[EXERCISE GOAL] Show all lines of the listing that hold the word "background".

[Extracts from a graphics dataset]

• • • •

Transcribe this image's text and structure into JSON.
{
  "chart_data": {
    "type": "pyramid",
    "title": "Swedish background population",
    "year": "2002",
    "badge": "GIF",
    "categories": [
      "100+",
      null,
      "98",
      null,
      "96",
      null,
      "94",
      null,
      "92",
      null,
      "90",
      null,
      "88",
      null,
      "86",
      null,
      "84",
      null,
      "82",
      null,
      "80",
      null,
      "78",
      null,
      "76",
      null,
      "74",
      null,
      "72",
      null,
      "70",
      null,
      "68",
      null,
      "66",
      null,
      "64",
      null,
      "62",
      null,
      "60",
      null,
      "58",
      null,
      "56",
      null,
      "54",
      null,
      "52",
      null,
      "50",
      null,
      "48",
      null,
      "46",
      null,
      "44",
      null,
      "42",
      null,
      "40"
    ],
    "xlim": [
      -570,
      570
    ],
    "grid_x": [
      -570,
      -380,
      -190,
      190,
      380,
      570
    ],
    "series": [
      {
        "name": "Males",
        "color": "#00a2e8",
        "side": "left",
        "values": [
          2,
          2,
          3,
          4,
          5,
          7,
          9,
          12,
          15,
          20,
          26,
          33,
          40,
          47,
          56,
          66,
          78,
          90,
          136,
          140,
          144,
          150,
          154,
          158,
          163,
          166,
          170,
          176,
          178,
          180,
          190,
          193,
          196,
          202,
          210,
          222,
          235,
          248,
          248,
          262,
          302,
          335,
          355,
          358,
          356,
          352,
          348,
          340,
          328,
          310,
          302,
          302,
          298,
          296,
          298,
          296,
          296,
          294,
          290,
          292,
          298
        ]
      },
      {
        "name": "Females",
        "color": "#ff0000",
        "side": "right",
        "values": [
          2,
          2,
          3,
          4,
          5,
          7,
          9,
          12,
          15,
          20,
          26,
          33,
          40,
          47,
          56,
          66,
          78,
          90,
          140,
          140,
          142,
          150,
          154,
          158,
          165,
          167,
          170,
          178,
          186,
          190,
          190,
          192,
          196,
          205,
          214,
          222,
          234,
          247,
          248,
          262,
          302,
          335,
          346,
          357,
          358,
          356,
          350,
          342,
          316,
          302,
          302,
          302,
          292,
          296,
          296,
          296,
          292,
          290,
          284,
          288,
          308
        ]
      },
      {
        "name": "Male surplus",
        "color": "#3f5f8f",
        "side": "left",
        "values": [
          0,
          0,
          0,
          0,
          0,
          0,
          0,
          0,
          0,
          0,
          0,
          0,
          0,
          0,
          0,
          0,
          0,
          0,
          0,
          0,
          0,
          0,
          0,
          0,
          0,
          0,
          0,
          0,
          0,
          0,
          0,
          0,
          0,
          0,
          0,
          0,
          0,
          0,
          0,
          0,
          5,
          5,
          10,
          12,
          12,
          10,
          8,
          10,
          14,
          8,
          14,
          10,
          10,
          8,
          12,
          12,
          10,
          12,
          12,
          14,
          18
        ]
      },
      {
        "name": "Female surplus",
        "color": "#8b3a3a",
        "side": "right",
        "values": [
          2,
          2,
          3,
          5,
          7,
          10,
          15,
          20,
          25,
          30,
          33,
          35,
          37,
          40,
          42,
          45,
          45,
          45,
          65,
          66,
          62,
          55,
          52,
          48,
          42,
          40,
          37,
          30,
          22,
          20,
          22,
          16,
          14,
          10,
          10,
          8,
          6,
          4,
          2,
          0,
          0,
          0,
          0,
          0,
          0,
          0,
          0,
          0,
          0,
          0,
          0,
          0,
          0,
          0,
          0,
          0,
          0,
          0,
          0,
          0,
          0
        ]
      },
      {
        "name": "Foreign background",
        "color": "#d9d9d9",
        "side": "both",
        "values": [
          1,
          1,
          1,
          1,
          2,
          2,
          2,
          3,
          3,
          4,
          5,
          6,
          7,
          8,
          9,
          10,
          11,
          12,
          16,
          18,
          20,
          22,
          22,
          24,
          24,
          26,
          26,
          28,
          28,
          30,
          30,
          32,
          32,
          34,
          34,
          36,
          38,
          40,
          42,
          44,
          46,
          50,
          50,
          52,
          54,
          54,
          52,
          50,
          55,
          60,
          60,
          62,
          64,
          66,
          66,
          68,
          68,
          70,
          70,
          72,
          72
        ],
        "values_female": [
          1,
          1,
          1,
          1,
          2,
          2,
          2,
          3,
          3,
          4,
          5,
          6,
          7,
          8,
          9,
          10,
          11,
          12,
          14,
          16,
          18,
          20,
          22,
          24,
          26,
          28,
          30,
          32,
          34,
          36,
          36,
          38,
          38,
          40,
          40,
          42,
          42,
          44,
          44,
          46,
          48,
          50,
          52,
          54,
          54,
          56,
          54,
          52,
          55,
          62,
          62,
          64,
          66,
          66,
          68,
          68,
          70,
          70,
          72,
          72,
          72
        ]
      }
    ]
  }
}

• • • •

[RESULT OF THIS TASK]
    "title": "Swedish background population",
        "name": "Foreign background",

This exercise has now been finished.